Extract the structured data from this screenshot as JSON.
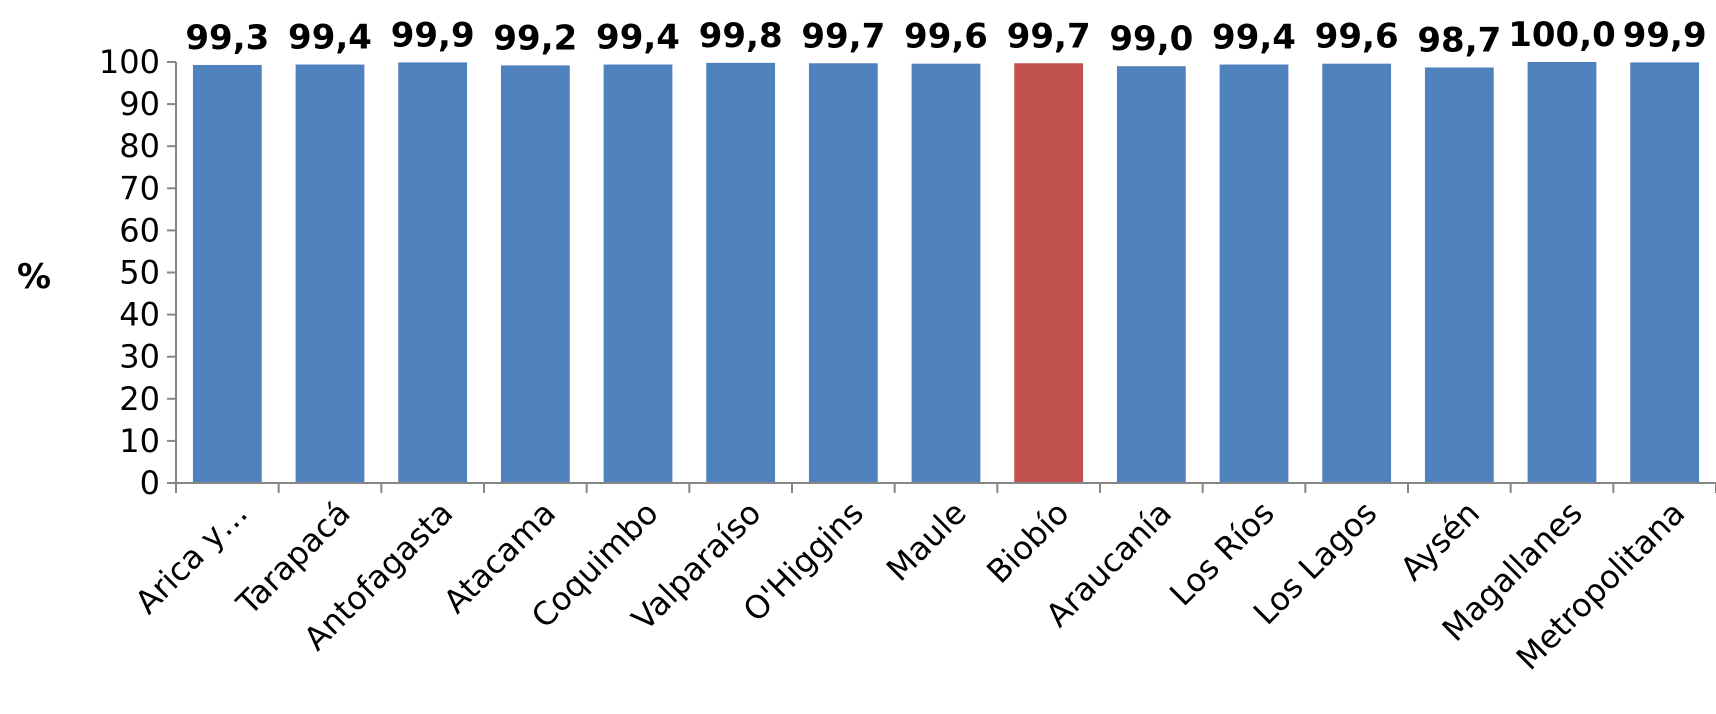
{
  "chart_data": {
    "type": "bar",
    "ylabel": "%",
    "xlabel": "",
    "ylim": [
      0,
      100
    ],
    "yticks": [
      0,
      10,
      20,
      30,
      40,
      50,
      60,
      70,
      80,
      90,
      100
    ],
    "grid": false,
    "categories": [
      "Arica y…",
      "Tarapacá",
      "Antofagasta",
      "Atacama",
      "Coquimbo",
      "Valparaíso",
      "O'Higgins",
      "Maule",
      "Biobío",
      "Araucanía",
      "Los Ríos",
      "Los Lagos",
      "Aysén",
      "Magallanes",
      "Metropolitana"
    ],
    "values": [
      99.3,
      99.4,
      99.9,
      99.2,
      99.4,
      99.8,
      99.7,
      99.6,
      99.7,
      99.0,
      99.4,
      99.6,
      98.7,
      100.0,
      99.9
    ],
    "value_labels": [
      "99,3",
      "99,4",
      "99,9",
      "99,2",
      "99,4",
      "99,8",
      "99,7",
      "99,6",
      "99,7",
      "99,0",
      "99,4",
      "99,6",
      "98,7",
      "100,0",
      "99,9"
    ],
    "colors": {
      "default": "#4F81BD",
      "highlight": "#C0504D",
      "axis": "#868686"
    },
    "highlight_index": 8
  }
}
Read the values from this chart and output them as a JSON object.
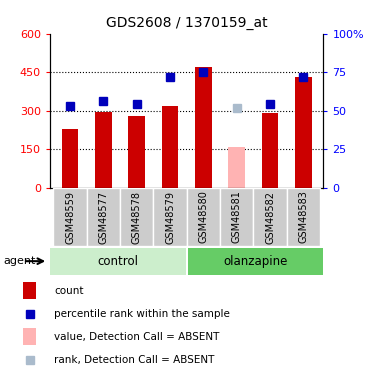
{
  "title": "GDS2608 / 1370159_at",
  "samples": [
    "GSM48559",
    "GSM48577",
    "GSM48578",
    "GSM48579",
    "GSM48580",
    "GSM48581",
    "GSM48582",
    "GSM48583"
  ],
  "bar_values": [
    230,
    295,
    280,
    320,
    470,
    160,
    290,
    430
  ],
  "bar_colors": [
    "#cc0000",
    "#cc0000",
    "#cc0000",
    "#cc0000",
    "#cc0000",
    "#ffb3b3",
    "#cc0000",
    "#cc0000"
  ],
  "rank_values": [
    53,
    56,
    54,
    72,
    75,
    52,
    54,
    72
  ],
  "rank_colors": [
    "#0000bb",
    "#0000bb",
    "#0000bb",
    "#0000bb",
    "#0000bb",
    "#aabbcc",
    "#0000bb",
    "#0000bb"
  ],
  "ylim_left": [
    0,
    600
  ],
  "ylim_right": [
    0,
    100
  ],
  "yticks_left": [
    0,
    150,
    300,
    450,
    600
  ],
  "yticks_right": [
    0,
    25,
    50,
    75,
    100
  ],
  "ytick_labels_left": [
    "0",
    "150",
    "300",
    "450",
    "600"
  ],
  "ytick_labels_right": [
    "0",
    "25",
    "50",
    "75",
    "100%"
  ],
  "bar_width": 0.5,
  "marker_size": 6,
  "bg_color_control": "#cceecc",
  "bg_color_olanzapine": "#66cc66",
  "bg_color_samples": "#cccccc",
  "legend_items": [
    {
      "label": "count",
      "color": "#cc0000",
      "type": "rect"
    },
    {
      "label": "percentile rank within the sample",
      "color": "#0000bb",
      "type": "square"
    },
    {
      "label": "value, Detection Call = ABSENT",
      "color": "#ffb3b3",
      "type": "rect"
    },
    {
      "label": "rank, Detection Call = ABSENT",
      "color": "#aabbcc",
      "type": "square"
    }
  ]
}
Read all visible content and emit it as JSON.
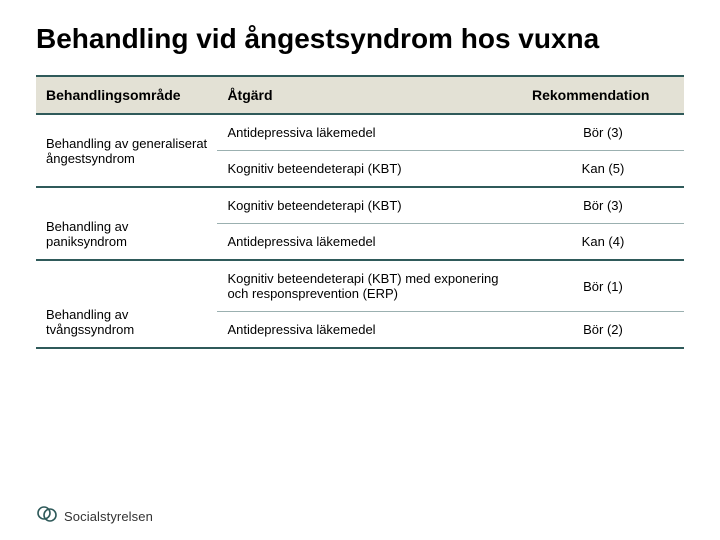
{
  "title": "Behandling vid ångestsyndrom hos vuxna",
  "table": {
    "header_bg": "#e3e1d5",
    "border_color": "#2f5a5a",
    "row_border_color": "#9bb0b0",
    "columns": [
      "Behandlingsområde",
      "Åtgärd",
      "Rekommendation"
    ],
    "rows": [
      {
        "area": "Behandling av generaliserat ångestsyndrom",
        "action": "Antidepressiva läkemedel",
        "rec": "Bör (3)",
        "rowspan": 2
      },
      {
        "area": "",
        "action": "Kognitiv beteendeterapi (KBT)",
        "rec": "Kan (5)",
        "group_end": true
      },
      {
        "area": "Behandling av paniksyndrom",
        "action": "Kognitiv beteendeterapi (KBT)",
        "rec": "Bör (3)",
        "rowspan": 2,
        "area_valign": "bottom"
      },
      {
        "area": "",
        "action": "Antidepressiva läkemedel",
        "rec": "Kan (4)",
        "group_end": true
      },
      {
        "area": "Behandling av tvångssyndrom",
        "action": "Kognitiv beteendeterapi (KBT) med exponering och responsprevention (ERP)",
        "rec": "Bör (1)",
        "rowspan": 2,
        "area_valign": "bottom"
      },
      {
        "area": "",
        "action": "Antidepressiva läkemedel",
        "rec": "Bör (2)",
        "group_end": true
      }
    ]
  },
  "footer": {
    "org": "Socialstyrelsen",
    "logo_color": "#2f5a5a"
  },
  "colors": {
    "title": "#000000",
    "text": "#111111"
  }
}
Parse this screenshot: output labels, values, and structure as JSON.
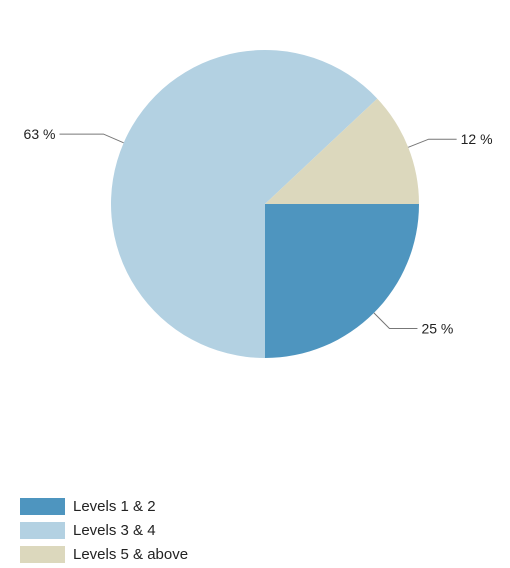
{
  "chart_data": {
    "type": "pie",
    "title": "",
    "categories": [
      "Levels 1 & 2",
      "Levels 3 & 4",
      "Levels 5 & above"
    ],
    "values": [
      25,
      63,
      12
    ],
    "value_labels": [
      "25 %",
      "63 %",
      "12 %"
    ],
    "colors": [
      "#4e95bf",
      "#b3d1e2",
      "#dcd8bd"
    ],
    "legend_position": "bottom-left",
    "start_at": "3 o'clock, clockwise"
  }
}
§
### INSTRUCTIONS TO FOLLOW:
Scan the entries above. Copy each line that has the string "screenshot".

### WORKED ANSWER:
Extract the structured data from this screenshot as JSON.
Parse this screenshot: output labels, values, and structure as JSON.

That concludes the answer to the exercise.